Gather from the material every line that contains the string "ylabel".

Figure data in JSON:
+ + + + +

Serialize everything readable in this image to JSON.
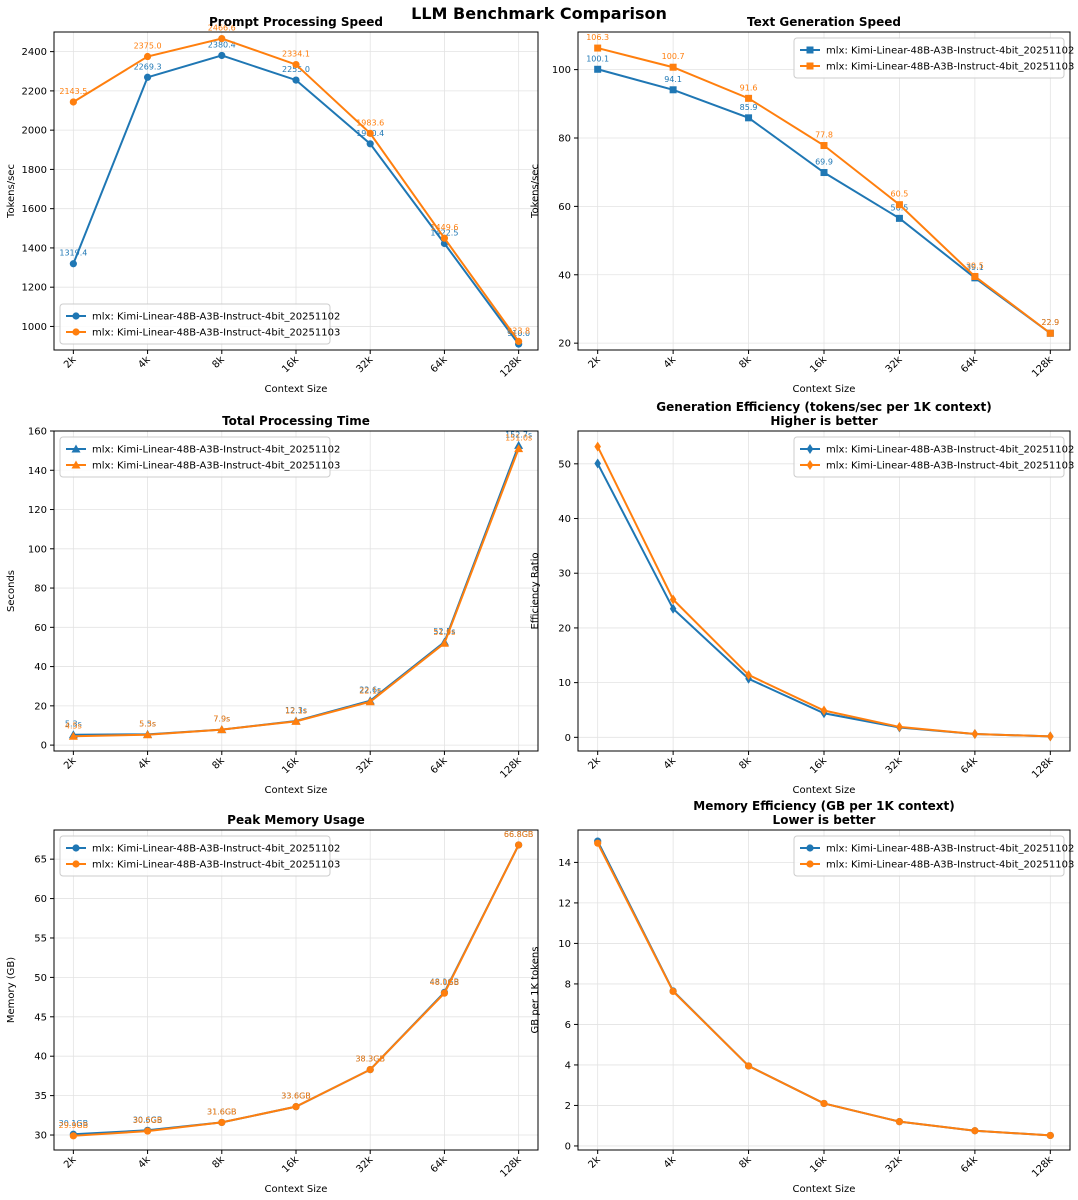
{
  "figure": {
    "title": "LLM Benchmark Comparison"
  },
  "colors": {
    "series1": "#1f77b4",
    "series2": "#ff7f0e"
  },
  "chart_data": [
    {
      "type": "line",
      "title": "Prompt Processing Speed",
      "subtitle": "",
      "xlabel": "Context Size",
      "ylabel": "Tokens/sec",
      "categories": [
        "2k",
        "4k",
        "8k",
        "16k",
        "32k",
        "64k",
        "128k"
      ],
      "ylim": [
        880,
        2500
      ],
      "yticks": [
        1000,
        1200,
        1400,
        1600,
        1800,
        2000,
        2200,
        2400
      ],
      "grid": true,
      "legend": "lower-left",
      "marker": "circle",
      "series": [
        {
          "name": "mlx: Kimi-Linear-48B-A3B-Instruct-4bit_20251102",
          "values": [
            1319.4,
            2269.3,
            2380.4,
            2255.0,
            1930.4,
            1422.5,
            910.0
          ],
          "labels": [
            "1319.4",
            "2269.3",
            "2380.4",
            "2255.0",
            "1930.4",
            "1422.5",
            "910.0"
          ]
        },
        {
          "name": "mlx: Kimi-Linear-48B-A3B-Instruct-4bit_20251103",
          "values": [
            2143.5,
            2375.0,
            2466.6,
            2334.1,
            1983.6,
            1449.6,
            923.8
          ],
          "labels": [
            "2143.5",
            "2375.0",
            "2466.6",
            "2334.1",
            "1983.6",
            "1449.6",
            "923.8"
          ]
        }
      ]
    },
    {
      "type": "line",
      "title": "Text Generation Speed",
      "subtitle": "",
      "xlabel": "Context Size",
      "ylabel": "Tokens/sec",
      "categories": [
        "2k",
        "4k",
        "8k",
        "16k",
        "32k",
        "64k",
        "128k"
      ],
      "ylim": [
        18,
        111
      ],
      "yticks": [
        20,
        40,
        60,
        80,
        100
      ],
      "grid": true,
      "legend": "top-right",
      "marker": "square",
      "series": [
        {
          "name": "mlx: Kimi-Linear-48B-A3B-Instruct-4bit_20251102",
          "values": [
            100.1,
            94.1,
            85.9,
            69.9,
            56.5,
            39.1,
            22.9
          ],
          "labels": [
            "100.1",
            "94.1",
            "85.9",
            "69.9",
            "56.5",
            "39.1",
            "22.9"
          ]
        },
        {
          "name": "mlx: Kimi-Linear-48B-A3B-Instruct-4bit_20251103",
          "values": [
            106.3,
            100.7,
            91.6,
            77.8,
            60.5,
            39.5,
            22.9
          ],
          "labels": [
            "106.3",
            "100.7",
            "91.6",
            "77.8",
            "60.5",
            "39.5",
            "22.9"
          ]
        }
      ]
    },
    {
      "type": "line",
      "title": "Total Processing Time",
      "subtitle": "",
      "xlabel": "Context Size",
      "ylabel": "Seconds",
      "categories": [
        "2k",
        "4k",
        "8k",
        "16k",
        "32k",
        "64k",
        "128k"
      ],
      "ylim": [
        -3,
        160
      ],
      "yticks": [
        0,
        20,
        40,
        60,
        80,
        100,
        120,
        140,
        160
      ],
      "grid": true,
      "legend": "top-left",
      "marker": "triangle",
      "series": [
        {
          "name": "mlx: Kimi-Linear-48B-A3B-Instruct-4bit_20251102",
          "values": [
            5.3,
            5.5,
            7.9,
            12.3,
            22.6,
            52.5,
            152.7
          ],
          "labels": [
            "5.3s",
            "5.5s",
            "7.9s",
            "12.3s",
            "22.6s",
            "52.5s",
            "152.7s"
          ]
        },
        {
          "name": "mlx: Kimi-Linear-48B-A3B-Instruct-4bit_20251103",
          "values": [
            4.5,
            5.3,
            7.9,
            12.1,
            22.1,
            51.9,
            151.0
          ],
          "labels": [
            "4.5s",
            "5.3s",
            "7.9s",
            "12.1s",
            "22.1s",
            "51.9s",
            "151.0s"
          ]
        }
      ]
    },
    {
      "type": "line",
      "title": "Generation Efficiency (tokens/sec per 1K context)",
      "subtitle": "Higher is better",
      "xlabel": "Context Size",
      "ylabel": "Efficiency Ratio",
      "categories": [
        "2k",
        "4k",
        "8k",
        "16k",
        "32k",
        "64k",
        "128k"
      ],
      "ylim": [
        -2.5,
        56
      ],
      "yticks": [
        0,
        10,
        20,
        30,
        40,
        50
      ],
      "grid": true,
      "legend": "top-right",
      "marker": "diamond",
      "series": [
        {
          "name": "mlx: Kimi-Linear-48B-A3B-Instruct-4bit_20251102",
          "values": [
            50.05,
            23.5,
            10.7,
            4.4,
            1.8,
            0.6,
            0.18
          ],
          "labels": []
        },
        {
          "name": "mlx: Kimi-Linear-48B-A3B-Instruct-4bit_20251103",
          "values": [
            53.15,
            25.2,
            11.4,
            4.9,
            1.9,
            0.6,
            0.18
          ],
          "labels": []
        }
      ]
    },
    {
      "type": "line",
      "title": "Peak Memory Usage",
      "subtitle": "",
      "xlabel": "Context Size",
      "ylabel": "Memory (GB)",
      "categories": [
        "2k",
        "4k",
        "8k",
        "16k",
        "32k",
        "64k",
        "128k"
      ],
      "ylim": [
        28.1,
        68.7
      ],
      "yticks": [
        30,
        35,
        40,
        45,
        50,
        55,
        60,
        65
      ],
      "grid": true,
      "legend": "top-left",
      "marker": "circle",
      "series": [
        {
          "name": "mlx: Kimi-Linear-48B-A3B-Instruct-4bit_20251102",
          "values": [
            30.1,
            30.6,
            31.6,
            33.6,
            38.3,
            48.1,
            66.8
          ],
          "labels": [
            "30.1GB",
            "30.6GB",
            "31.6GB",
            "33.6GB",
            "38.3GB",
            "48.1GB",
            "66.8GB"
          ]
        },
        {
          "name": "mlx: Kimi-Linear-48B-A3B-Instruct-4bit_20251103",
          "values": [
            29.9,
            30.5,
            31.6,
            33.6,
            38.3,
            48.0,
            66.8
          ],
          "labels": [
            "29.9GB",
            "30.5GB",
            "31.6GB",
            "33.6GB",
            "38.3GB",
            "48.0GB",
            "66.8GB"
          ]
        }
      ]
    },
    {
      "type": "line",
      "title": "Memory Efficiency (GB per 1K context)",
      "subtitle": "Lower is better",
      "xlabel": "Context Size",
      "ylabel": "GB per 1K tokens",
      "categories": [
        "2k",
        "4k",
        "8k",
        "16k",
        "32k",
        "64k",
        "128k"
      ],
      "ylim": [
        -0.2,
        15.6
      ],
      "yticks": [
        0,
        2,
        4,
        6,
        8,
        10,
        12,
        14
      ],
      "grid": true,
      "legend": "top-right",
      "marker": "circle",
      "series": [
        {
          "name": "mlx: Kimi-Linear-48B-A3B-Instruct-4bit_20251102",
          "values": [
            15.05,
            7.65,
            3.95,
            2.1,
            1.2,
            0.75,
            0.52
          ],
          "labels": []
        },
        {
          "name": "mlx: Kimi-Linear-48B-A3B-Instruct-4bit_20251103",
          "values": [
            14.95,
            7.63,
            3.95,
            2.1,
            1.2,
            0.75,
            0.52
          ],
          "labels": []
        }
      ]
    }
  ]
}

+ + + + +

§ **CORRECT ANSWER**:
      "ylabel": "Tokens/sec",
      "ylabel": "Tokens/sec",
      "ylabel": "Seconds",
      "ylabel": "Efficiency Ratio",
      "ylabel": "Memory (GB)",
      "ylabel": "GB per 1K tokens",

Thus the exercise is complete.